> _GIVEN DATA_

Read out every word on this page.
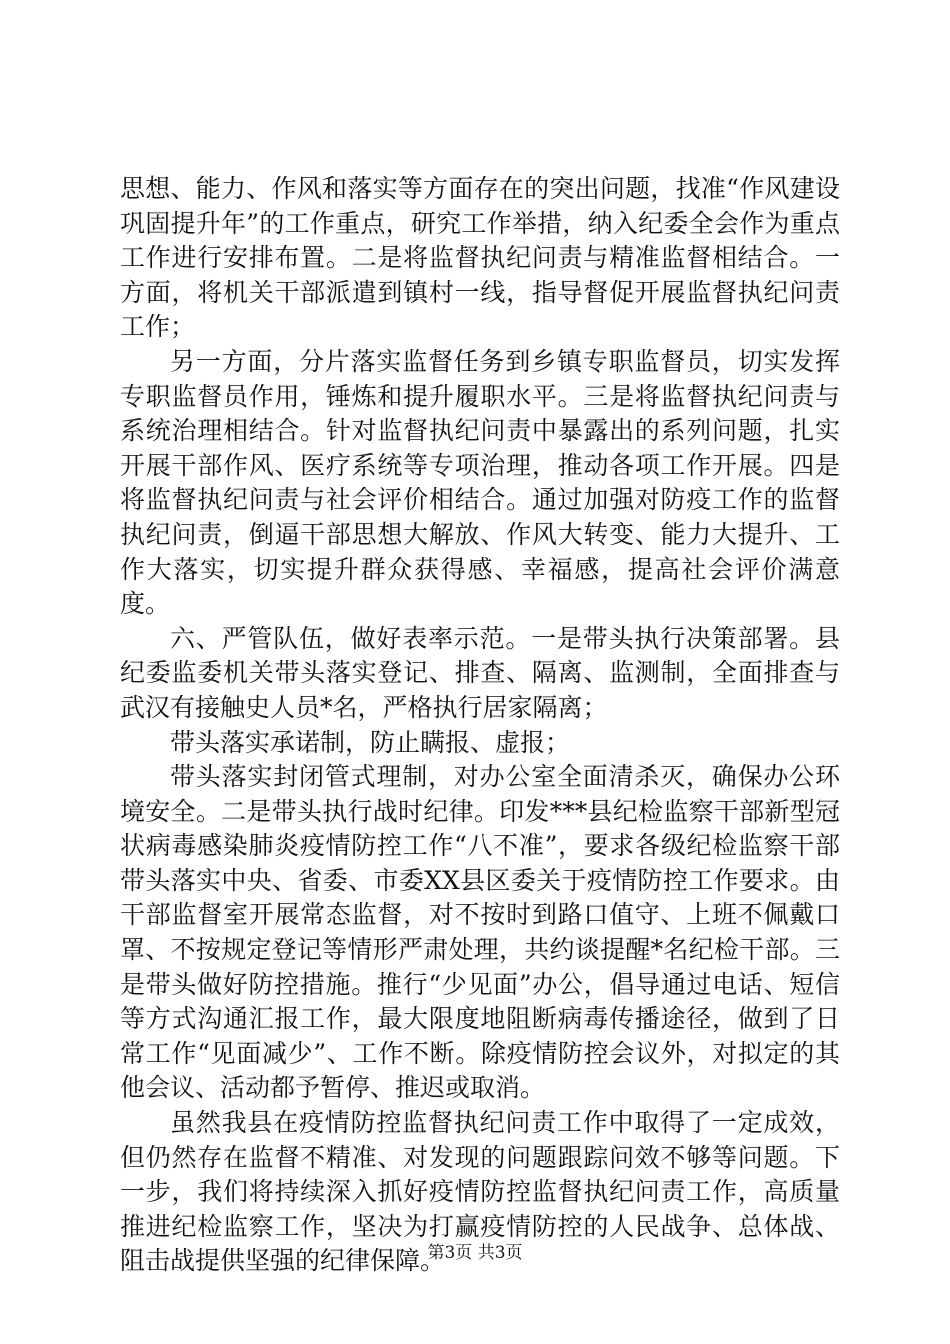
思想、能力、作风和落实等方面存在的突出问题，找准“作风建设巩固提升年”的工作重点，研究工作举措，纳入纪委全会作为重点工作进行安排布置。二是将监督执纪问责与精准监督相结合。一方面，将机关干部派遣到镇村一线，指导督促开展监督执纪问责工作；

另一方面，分片落实监督任务到乡镇专职监督员，切实发挥专职监督员作用，锤炼和提升履职水平。三是将监督执纪问责与系统治理相结合。针对监督执纪问责中暴露出的系列问题，扎实开展干部作风、医疗系统等专项治理，推动各项工作开展。四是将监督执纪问责与社会评价相结合。通过加强对防疫工作的监督执纪问责，倒逼干部思想大解放、作风大转变、能力大提升、工作大落实，切实提升群众获得感、幸福感，提高社会评价满意度。

六、严管队伍，做好表率示范。一是带头执行决策部署。县纪委监委机关带头落实登记、排查、隔离、监测制，全面排查与武汉有接触史人员*名，严格执行居家隔离；

带头落实承诺制，防止瞒报、虚报；

带头落实封闭管式理制，对办公室全面清杀灭，确保办公环境安全。二是带头执行战时纪律。印发***县纪检监察干部新型冠状病毒感染肺炎疫情防控工作“八不准”，要求各级纪检监察干部带头落实中央、省委、市委XX县区委关于疫情防控工作要求。由干部监督室开展常态监督，对不按时到路口值守、上班不佩戴口罩、不按规定登记等情形严肃处理，共约谈提醒*名纪检干部。三是带头做好防控措施。推行“少见面”办公，倡导通过电话、短信等方式沟通汇报工作，最大限度地阻断病毒传播途径，做到了日常工作“见面减少”、工作不断。除疫情防控会议外，对拟定的其他会议、活动都予暂停、推迟或取消。

虽然我县在疫情防控监督执纪问责工作中取得了一定成效，但仍然存在监督不精准、对发现的问题跟踪问效不够等问题。下一步，我们将持续深入抓好疫情防控监督执纪问责工作，高质量推进纪检监察工作，坚决为打赢疫情防控的人民战争、总体战、阻击战提供坚强的纪律保障。

第3页 共3页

> _TASK PROMPT_
Repeat every record precisely. Any picture among them stays out of the copy.

> _TASK SOLUTION_
Read out every word on this page.
思想、能力、作风和落实等方面存在的突出问题，找准“作风建设巩固提升年”的工作重点，研究工作举措，纳入纪委全会作为重点工作进行安排布置。二是将监督执纪问责与精准监督相结合。一方面，将机关干部派遣到镇村一线，指导督促开展监督执纪问责工作；

另一方面，分片落实监督任务到乡镇专职监督员，切实发挥专职监督员作用，锤炼和提升履职水平。三是将监督执纪问责与系统治理相结合。针对监督执纪问责中暴露出的系列问题，扎实开展干部作风、医疗系统等专项治理，推动各项工作开展。四是将监督执纪问责与社会评价相结合。通过加强对防疫工作的监督执纪问责，倒逼干部思想大解放、作风大转变、能力大提升、工作大落实，切实提升群众获得感、幸福感，提高社会评价满意度。

六、严管队伍，做好表率示范。一是带头执行决策部署。县纪委监委机关带头落实登记、排查、隔离、监测制，全面排查与武汉有接触史人员*名，严格执行居家隔离；

带头落实承诺制，防止瞒报、虚报；

带头落实封闭管式理制，对办公室全面清杀灭，确保办公环境安全。二是带头执行战时纪律。印发***县纪检监察干部新型冠状病毒感染肺炎疫情防控工作“八不准”，要求各级纪检监察干部带头落实中央、省委、市委XX县区委关于疫情防控工作要求。由干部监督室开展常态监督，对不按时到路口值守、上班不佩戴口罩、不按规定登记等情形严肃处理，共约谈提醒*名纪检干部。三是带头做好防控措施。推行“少见面”办公，倡导通过电话、短信等方式沟通汇报工作，最大限度地阻断病毒传播途径，做到了日常工作“见面减少”、工作不断。除疫情防控会议外，对拟定的其他会议、活动都予暂停、推迟或取消。

虽然我县在疫情防控监督执纪问责工作中取得了一定成效，但仍然存在监督不精准、对发现的问题跟踪问效不够等问题。下一步，我们将持续深入抓好疫情防控监督执纪问责工作，高质量推进纪检监察工作，坚决为打赢疫情防控的人民战争、总体战、阻击战提供坚强的纪律保障。

第3页 共3页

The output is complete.